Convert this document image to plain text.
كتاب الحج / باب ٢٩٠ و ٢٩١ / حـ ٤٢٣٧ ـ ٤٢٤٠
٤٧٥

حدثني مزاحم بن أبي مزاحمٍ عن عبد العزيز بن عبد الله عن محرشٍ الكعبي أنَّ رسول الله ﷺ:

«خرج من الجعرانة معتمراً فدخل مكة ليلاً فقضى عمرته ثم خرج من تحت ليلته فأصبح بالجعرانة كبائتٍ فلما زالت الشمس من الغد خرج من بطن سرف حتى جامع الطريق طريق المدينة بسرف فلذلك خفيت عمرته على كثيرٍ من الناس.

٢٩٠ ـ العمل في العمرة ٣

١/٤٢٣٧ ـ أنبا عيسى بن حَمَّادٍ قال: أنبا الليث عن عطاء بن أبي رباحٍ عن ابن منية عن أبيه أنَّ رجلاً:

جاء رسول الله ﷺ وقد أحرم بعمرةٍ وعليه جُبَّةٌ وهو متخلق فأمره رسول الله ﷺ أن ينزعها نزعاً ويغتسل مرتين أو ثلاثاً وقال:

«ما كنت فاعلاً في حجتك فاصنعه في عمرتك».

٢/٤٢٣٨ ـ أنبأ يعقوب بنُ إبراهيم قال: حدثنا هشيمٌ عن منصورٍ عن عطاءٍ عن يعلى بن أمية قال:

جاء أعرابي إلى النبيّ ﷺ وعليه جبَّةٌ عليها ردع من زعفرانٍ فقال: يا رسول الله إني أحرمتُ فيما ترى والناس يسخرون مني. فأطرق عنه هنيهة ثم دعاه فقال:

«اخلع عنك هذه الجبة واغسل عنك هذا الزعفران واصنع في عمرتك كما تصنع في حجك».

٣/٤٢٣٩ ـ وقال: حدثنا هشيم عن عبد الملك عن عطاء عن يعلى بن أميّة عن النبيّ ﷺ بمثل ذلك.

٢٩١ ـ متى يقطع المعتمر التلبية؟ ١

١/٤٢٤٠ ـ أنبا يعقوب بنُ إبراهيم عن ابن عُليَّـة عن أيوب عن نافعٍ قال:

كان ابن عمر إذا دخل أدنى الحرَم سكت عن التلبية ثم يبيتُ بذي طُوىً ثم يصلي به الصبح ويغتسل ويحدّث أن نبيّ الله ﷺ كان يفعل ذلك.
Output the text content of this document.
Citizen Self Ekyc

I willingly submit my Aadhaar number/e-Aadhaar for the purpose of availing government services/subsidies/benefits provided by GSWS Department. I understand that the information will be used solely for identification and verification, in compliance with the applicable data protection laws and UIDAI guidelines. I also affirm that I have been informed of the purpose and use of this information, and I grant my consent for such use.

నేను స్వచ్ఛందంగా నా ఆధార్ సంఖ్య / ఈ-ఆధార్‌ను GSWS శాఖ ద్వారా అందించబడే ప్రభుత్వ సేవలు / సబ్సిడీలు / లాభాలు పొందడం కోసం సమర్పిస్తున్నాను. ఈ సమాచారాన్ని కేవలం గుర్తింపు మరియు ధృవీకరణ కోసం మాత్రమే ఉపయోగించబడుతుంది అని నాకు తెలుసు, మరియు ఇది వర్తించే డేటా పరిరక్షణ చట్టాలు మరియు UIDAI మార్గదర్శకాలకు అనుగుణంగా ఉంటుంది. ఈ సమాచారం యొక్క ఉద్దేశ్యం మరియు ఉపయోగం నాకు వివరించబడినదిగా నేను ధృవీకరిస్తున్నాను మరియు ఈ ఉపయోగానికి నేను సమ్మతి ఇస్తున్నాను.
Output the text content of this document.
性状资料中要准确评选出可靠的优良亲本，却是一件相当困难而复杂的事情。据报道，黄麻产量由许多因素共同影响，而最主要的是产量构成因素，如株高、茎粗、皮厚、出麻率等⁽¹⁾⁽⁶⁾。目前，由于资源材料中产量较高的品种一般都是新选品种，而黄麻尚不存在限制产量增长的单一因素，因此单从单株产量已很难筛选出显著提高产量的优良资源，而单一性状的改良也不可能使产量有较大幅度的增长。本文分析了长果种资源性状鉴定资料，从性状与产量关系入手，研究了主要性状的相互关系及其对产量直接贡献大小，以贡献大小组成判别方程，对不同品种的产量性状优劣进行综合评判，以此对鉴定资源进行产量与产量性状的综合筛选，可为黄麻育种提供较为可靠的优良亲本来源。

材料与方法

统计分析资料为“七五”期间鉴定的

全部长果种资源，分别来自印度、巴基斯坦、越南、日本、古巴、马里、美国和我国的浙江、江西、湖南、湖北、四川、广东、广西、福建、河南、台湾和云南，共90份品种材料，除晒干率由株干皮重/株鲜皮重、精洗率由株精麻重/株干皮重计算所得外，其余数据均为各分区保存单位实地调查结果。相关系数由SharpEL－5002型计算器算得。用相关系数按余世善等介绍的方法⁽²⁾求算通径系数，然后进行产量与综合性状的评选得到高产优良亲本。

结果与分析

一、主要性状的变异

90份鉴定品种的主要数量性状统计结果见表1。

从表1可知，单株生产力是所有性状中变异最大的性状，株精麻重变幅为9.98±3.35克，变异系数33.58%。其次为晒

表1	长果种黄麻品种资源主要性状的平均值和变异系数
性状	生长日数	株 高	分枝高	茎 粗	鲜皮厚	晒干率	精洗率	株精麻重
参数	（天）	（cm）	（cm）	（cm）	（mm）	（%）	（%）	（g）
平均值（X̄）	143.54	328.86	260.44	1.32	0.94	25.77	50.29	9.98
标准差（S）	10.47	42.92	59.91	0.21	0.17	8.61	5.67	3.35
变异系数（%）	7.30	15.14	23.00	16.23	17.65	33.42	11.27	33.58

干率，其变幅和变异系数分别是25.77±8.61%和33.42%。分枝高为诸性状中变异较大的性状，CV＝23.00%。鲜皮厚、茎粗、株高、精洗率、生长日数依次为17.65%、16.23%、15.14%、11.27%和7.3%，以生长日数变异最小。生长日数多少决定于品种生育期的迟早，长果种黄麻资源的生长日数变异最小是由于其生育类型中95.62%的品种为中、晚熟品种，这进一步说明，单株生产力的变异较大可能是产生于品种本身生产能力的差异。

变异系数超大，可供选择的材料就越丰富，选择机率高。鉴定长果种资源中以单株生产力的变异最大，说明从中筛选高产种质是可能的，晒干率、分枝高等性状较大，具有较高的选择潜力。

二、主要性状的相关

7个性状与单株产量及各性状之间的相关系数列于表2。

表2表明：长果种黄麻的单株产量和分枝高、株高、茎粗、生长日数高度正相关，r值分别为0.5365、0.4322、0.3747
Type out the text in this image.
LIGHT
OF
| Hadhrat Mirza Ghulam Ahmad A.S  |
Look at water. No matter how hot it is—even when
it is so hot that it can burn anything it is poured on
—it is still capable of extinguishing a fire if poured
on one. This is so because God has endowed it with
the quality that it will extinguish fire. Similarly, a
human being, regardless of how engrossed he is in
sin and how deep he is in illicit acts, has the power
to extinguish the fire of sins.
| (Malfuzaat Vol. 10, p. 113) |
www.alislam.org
■ ■ ■ ■ ■ ■ ■
Reproduce all the data word for word.

» Correct result
Convert this document image to plain text.
كتاب الحج / باب ٢٩٠ و ٢٩١ / حـ ٤٢٣٧ ـ ٤٢٤٠
٤٧٥

حدثني مزاحم بن أبي مزاحمٍ عن عبد العزيز بن عبد الله عن محرشٍ الكعبي أنَّ رسول الله ﷺ:

«خرج من الجعرانة معتمراً فدخل مكة ليلاً فقضى عمرته ثم خرج من تحت ليلته فأصبح بالجعرانة كبائتٍ فلما زالت الشمس من الغد خرج من بطن سرف حتى جامع الطريق طريق المدينة بسرف فلذلك خفيت عمرته على كثيرٍ من الناس.

٢٩٠ ـ العمل في العمرة ٣

١/٤٢٣٧ ـ أنبا عيسى بن حَمَّادٍ قال: أنبا الليث عن عطاء بن أبي رباحٍ عن ابن منية عن أبيه أنَّ رجلاً:

جاء رسول الله ﷺ وقد أحرم بعمرةٍ وعليه جُبَّةٌ وهو متخلق فأمره رسول الله ﷺ أن ينزعها نزعاً ويغتسل مرتين أو ثلاثاً وقال:

«ما كنت فاعلاً في حجتك فاصنعه في عمرتك».

٢/٤٢٣٨ ـ أنبأ يعقوب بنُ إبراهيم قال: حدثنا هشيمٌ عن منصورٍ عن عطاءٍ عن يعلى بن أمية قال:

جاء أعرابي إلى النبيّ ﷺ وعليه جبَّةٌ عليها ردع من زعفرانٍ فقال: يا رسول الله إني أحرمتُ فيما ترى والناس يسخرون مني. فأطرق عنه هنيهة ثم دعاه فقال:

«اخلع عنك هذه الجبة واغسل عنك هذا الزعفران واصنع في عمرتك كما تصنع في حجك».

٣/٤٢٣٩ ـ وقال: حدثنا هشيم عن عبد الملك عن عطاء عن يعلى بن أميّة عن النبيّ ﷺ بمثل ذلك.

٢٩١ ـ متى يقطع المعتمر التلبية؟ ١

١/٤٢٤٠ ـ أنبا يعقوب بنُ إبراهيم عن ابن عُليَّـة عن أيوب عن نافعٍ قال:

كان ابن عمر إذا دخل أدنى الحرَم سكت عن التلبية ثم يبيتُ بذي طُوىً ثم يصلي به الصبح ويغتسل ويحدّث أن نبيّ الله ﷺ كان يفعل ذلك.
Output the text content of this document.
Citizen Self Ekyc

I willingly submit my Aadhaar number/e-Aadhaar for the purpose of availing government services/subsidies/benefits provided by GSWS Department. I understand that the information will be used solely for identification and verification, in compliance with the applicable data protection laws and UIDAI guidelines. I also affirm that I have been informed of the purpose and use of this information, and I grant my consent for such use.

నేను స్వచ్ఛందంగా నా ఆధార్ సంఖ్య / ఈ-ఆధార్‌ను GSWS శాఖ ద్వారా అందించబడే ప్రభుత్వ సేవలు / సబ్సిడీలు / లాభాలు పొందడం కోసం సమర్పిస్తున్నాను. ఈ సమాచారాన్ని కేవలం గుర్తింపు మరియు ధృవీకరణ కోసం మాత్రమే ఉపయోగించబడుతుంది అని నాకు తెలుసు, మరియు ఇది వర్తించే డేటా పరిరక్షణ చట్టాలు మరియు UIDAI మార్గదర్శకాలకు అనుగుణంగా ఉంటుంది. ఈ సమాచారం యొక్క ఉద్దేశ్యం మరియు ఉపయోగం నాకు వివరించబడినదిగా నేను ధృవీకరిస్తున్నాను మరియు ఈ ఉపయోగానికి నేను సమ్మతి ఇస్తున్నాను.
Output the text content of this document.
性状资料中要准确评选出可靠的优良亲本，却是一件相当困难而复杂的事情。据报道，黄麻产量由许多因素共同影响，而最主要的是产量构成因素，如株高、茎粗、皮厚、出麻率等⁽¹⁾⁽⁶⁾。目前，由于资源材料中产量较高的品种一般都是新选品种，而黄麻尚不存在限制产量增长的单一因素，因此单从单株产量已很难筛选出显著提高产量的优良资源，而单一性状的改良也不可能使产量有较大幅度的增长。本文分析了长果种资源性状鉴定资料，从性状与产量关系入手，研究了主要性状的相互关系及其对产量直接贡献大小，以贡献大小组成判别方程，对不同品种的产量性状优劣进行综合评判，以此对鉴定资源进行产量与产量性状的综合筛选，可为黄麻育种提供较为可靠的优良亲本来源。

材料与方法

统计分析资料为“七五”期间鉴定的

全部长果种资源，分别来自印度、巴基斯坦、越南、日本、古巴、马里、美国和我国的浙江、江西、湖南、湖北、四川、广东、广西、福建、河南、台湾和云南，共90份品种材料，除晒干率由株干皮重/株鲜皮重、精洗率由株精麻重/株干皮重计算所得外，其余数据均为各分区保存单位实地调查结果。相关系数由SharpEL－5002型计算器算得。用相关系数按余世善等介绍的方法⁽²⁾求算通径系数，然后进行产量与综合性状的评选得到高产优良亲本。

结果与分析

一、主要性状的变异

90份鉴定品种的主要数量性状统计结果见表1。

从表1可知，单株生产力是所有性状中变异最大的性状，株精麻重变幅为9.98±3.35克，变异系数33.58%。其次为晒

表1	长果种黄麻品种资源主要性状的平均值和变异系数
性状	生长日数	株 高	分枝高	茎 粗	鲜皮厚	晒干率	精洗率	株精麻重
参数	（天）	（cm）	（cm）	（cm）	（mm）	（%）	（%）	（g）
平均值（X̄）	143.54	328.86	260.44	1.32	0.94	25.77	50.29	9.98
标准差（S）	10.47	42.92	59.91	0.21	0.17	8.61	5.67	3.35
变异系数（%）	7.30	15.14	23.00	16.23	17.65	33.42	11.27	33.58

干率，其变幅和变异系数分别是25.77±8.61%和33.42%。分枝高为诸性状中变异较大的性状，CV＝23.00%。鲜皮厚、茎粗、株高、精洗率、生长日数依次为17.65%、16.23%、15.14%、11.27%和7.3%，以生长日数变异最小。生长日数多少决定于品种生育期的迟早，长果种黄麻资源的生长日数变异最小是由于其生育类型中95.62%的品种为中、晚熟品种，这进一步说明，单株生产力的变异较大可能是产生于品种本身生产能力的差异。

变异系数超大，可供选择的材料就越丰富，选择机率高。鉴定长果种资源中以单株生产力的变异最大，说明从中筛选高产种质是可能的，晒干率、分枝高等性状较大，具有较高的选择潜力。

二、主要性状的相关

7个性状与单株产量及各性状之间的相关系数列于表2。

表2表明：长果种黄麻的单株产量和分枝高、株高、茎粗、生长日数高度正相关，r值分别为0.5365、0.4322、0.3747
Type out the text in this image.
LIGHT
OF
| Hadhrat Mirza Ghulam Ahmad A.S  |
Look at water. No matter how hot it is—even when
it is so hot that it can burn anything it is poured on
—it is still capable of extinguishing a fire if poured
on one. This is so because God has endowed it with
the quality that it will extinguish fire. Similarly, a
human being, regardless of how engrossed he is in
sin and how deep he is in illicit acts, has the power
to extinguish the fire of sins.
| (Malfuzaat Vol. 10, p. 113) |
www.alislam.org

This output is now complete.